PROBLEM DETAILS. Locate each line with the string "JSON" in the listing below and copy it.

********

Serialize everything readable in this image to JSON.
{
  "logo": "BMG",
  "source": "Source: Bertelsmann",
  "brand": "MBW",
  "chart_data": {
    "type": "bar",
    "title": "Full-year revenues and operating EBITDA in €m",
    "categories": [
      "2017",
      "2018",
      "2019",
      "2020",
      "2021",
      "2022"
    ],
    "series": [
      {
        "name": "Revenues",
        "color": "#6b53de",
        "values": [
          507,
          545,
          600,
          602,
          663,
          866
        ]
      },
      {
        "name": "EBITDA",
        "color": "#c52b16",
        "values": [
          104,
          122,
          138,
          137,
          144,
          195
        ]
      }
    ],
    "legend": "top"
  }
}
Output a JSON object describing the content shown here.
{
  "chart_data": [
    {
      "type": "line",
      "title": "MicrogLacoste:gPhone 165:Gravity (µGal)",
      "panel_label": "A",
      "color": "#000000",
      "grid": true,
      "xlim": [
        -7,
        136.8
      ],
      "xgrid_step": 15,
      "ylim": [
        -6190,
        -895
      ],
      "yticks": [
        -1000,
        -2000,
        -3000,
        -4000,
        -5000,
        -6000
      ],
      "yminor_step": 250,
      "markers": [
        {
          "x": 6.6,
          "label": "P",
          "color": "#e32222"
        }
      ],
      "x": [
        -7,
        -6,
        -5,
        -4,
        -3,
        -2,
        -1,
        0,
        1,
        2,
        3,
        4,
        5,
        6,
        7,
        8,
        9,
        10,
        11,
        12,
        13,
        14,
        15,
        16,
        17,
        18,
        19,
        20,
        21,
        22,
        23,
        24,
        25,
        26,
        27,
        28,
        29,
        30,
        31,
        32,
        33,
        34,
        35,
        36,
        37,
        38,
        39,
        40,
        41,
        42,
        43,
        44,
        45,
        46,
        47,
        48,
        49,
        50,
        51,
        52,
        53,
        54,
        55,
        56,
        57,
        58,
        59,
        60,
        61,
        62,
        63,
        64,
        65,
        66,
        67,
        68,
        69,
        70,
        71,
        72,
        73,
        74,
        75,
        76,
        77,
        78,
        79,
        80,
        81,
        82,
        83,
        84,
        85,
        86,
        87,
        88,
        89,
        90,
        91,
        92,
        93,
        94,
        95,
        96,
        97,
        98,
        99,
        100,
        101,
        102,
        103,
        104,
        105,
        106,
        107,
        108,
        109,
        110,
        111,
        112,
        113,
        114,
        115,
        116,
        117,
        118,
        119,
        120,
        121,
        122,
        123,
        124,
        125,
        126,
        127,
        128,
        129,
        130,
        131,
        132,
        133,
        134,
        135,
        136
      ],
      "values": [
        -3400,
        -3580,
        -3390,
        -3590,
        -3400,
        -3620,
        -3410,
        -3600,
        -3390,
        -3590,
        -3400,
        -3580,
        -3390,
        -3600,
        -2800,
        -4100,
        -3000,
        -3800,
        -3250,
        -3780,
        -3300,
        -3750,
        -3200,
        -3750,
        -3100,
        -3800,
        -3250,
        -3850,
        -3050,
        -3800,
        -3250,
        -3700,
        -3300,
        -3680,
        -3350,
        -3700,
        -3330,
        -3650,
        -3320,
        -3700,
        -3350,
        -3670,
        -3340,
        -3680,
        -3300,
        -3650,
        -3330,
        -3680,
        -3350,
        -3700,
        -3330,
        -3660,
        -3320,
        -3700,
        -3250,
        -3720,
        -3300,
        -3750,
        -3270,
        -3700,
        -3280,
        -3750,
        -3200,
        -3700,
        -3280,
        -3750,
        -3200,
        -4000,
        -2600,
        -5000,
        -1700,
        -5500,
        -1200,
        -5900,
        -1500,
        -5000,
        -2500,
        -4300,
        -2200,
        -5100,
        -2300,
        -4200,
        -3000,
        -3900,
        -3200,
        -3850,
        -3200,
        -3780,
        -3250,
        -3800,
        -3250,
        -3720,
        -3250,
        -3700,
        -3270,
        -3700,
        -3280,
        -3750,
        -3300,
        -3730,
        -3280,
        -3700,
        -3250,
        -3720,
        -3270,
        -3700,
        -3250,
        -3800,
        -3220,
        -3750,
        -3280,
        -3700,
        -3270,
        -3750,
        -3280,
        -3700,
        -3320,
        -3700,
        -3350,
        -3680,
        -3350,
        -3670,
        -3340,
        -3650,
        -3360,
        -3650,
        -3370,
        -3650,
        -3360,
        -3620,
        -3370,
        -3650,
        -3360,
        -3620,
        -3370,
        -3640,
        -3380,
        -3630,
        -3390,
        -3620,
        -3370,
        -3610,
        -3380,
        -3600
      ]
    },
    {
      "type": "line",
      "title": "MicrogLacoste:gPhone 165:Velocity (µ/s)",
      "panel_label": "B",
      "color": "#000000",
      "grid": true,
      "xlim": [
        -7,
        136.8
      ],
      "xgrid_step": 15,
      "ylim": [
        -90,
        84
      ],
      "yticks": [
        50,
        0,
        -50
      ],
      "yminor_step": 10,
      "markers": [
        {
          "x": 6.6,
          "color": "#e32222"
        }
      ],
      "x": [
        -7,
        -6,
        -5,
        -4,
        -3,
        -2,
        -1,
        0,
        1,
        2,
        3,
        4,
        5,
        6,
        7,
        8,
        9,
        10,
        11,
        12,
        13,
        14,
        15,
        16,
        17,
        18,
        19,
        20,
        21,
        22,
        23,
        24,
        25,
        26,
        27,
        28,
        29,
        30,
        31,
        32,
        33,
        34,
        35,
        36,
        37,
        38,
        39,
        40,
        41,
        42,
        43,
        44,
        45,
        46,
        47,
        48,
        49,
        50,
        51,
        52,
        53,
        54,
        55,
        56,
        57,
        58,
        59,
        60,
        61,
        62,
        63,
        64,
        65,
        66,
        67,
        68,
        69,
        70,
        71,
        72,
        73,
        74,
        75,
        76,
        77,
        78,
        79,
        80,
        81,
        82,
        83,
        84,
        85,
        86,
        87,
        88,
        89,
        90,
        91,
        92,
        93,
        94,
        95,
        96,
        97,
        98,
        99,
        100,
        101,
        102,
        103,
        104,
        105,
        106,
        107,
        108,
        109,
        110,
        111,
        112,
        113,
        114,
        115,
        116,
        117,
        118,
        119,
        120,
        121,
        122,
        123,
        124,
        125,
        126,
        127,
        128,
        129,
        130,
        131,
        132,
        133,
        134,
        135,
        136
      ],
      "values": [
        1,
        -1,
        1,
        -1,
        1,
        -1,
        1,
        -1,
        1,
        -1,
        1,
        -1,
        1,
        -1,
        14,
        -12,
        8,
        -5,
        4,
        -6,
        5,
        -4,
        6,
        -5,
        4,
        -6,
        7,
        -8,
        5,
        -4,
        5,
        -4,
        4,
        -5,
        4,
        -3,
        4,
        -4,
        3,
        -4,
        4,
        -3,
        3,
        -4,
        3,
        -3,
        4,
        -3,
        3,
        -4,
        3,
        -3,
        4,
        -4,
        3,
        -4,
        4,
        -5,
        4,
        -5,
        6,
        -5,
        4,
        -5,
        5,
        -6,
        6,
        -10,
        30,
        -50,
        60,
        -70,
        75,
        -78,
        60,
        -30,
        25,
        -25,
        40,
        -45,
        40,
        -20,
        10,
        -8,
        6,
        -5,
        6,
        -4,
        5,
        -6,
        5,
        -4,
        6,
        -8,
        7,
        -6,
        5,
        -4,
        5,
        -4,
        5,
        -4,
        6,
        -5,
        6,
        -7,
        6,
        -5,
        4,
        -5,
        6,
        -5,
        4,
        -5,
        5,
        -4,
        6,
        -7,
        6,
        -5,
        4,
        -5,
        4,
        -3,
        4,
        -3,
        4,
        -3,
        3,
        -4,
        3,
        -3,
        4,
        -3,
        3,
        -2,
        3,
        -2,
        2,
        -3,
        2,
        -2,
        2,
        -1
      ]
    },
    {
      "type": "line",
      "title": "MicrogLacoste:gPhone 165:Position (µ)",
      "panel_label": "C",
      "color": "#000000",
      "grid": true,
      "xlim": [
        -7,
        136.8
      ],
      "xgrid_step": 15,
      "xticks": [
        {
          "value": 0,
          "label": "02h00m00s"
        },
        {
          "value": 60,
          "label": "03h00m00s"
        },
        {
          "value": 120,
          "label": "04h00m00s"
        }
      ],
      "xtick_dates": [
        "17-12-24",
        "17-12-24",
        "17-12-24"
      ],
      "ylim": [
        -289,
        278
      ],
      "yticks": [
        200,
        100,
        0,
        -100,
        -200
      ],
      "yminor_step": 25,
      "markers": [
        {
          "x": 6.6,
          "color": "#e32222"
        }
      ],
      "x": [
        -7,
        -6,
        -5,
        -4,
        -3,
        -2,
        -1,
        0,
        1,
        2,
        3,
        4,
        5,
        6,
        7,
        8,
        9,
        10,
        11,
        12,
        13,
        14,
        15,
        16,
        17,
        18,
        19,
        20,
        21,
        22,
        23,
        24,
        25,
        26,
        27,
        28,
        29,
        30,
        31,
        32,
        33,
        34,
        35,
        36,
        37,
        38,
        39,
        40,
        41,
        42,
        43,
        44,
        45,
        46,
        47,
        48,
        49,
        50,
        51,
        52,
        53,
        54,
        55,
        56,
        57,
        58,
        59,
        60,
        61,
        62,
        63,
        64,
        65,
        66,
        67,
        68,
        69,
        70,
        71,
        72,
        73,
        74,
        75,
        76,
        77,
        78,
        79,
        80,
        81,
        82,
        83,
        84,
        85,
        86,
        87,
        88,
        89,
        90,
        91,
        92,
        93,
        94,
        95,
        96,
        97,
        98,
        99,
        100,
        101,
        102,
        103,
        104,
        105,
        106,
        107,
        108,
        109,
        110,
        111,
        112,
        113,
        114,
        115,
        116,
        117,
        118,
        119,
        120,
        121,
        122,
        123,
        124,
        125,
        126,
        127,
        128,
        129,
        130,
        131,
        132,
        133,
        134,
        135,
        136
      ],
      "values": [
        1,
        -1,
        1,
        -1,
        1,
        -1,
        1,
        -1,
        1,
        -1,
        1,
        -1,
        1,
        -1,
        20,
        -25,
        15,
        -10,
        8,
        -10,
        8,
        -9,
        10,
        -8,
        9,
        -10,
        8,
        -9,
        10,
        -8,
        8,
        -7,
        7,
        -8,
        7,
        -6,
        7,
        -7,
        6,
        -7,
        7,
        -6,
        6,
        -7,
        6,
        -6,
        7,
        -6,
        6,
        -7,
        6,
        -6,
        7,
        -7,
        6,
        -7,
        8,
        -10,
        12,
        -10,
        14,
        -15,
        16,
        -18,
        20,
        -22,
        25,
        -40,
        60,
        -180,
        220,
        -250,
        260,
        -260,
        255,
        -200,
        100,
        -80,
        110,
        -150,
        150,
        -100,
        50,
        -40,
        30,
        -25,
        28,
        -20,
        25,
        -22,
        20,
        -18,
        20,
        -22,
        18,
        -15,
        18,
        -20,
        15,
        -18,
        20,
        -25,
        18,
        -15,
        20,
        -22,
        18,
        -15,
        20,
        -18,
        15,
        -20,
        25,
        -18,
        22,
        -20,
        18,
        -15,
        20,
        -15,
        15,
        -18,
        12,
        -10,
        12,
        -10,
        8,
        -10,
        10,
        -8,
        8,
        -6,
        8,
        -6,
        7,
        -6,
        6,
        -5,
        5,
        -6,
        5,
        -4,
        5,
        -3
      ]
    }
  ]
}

********

EXERCISE RESPONSE.
Serialize everything readable in this image to JSON.
Output a JSON object describing the content shown here.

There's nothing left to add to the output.